» **WHAT IS EXPECTED**
Set down every entry again word for word, please, but skip the pictures.

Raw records
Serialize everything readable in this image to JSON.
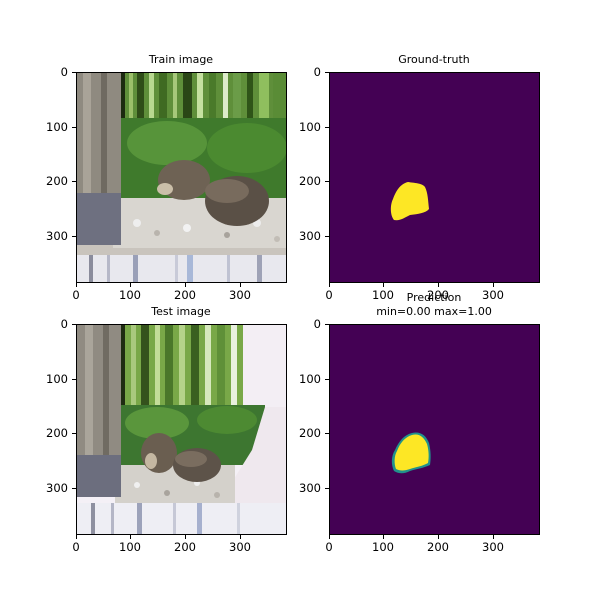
{
  "colors": {
    "mask_background": "#440154",
    "mask_foreground": "#fde725",
    "mask_edge": "#21918c"
  },
  "chart_data": [
    {
      "type": "image",
      "title": "Train image",
      "xlim": [
        0,
        384
      ],
      "ylim": [
        384,
        0
      ],
      "xticks": [
        "0",
        "100",
        "200",
        "300"
      ],
      "yticks": [
        "0",
        "100",
        "200",
        "300"
      ]
    },
    {
      "type": "heatmap",
      "title": "Ground-truth",
      "colormap": "viridis",
      "xlim": [
        0,
        384
      ],
      "ylim": [
        384,
        0
      ],
      "xticks": [
        "0",
        "100",
        "200",
        "300"
      ],
      "yticks": [
        "0",
        "100",
        "200",
        "300"
      ]
    },
    {
      "type": "image",
      "title": "Test image",
      "xlim": [
        0,
        384
      ],
      "ylim": [
        384,
        0
      ],
      "xticks": [
        "0",
        "100",
        "200",
        "300"
      ],
      "yticks": [
        "0",
        "100",
        "200",
        "300"
      ]
    },
    {
      "type": "heatmap",
      "title": "Prediction",
      "subtitle": "min=0.00 max=1.00",
      "colormap": "viridis",
      "xlim": [
        0,
        384
      ],
      "ylim": [
        384,
        0
      ],
      "xticks": [
        "0",
        "100",
        "200",
        "300"
      ],
      "yticks": [
        "0",
        "100",
        "200",
        "300"
      ]
    }
  ]
}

» **FINAL ANSWER**
Serialize everything readable in this image to JSON.
{
  "colors": {
    "mask_background": "#440154",
    "mask_foreground": "#fde725",
    "mask_edge": "#21918c"
  },
  "chart_data": [
    {
      "type": "image",
      "title": "Train image",
      "xlim": [
        0,
        384
      ],
      "ylim": [
        384,
        0
      ],
      "xticks": [
        "0",
        "100",
        "200",
        "300"
      ],
      "yticks": [
        "0",
        "100",
        "200",
        "300"
      ]
    },
    {
      "type": "heatmap",
      "title": "Ground-truth",
      "colormap": "viridis",
      "xlim": [
        0,
        384
      ],
      "ylim": [
        384,
        0
      ],
      "xticks": [
        "0",
        "100",
        "200",
        "300"
      ],
      "yticks": [
        "0",
        "100",
        "200",
        "300"
      ]
    },
    {
      "type": "image",
      "title": "Test image",
      "xlim": [
        0,
        384
      ],
      "ylim": [
        384,
        0
      ],
      "xticks": [
        "0",
        "100",
        "200",
        "300"
      ],
      "yticks": [
        "0",
        "100",
        "200",
        "300"
      ]
    },
    {
      "type": "heatmap",
      "title": "Prediction",
      "subtitle": "min=0.00 max=1.00",
      "colormap": "viridis",
      "xlim": [
        0,
        384
      ],
      "ylim": [
        384,
        0
      ],
      "xticks": [
        "0",
        "100",
        "200",
        "300"
      ],
      "yticks": [
        "0",
        "100",
        "200",
        "300"
      ]
    }
  ]
}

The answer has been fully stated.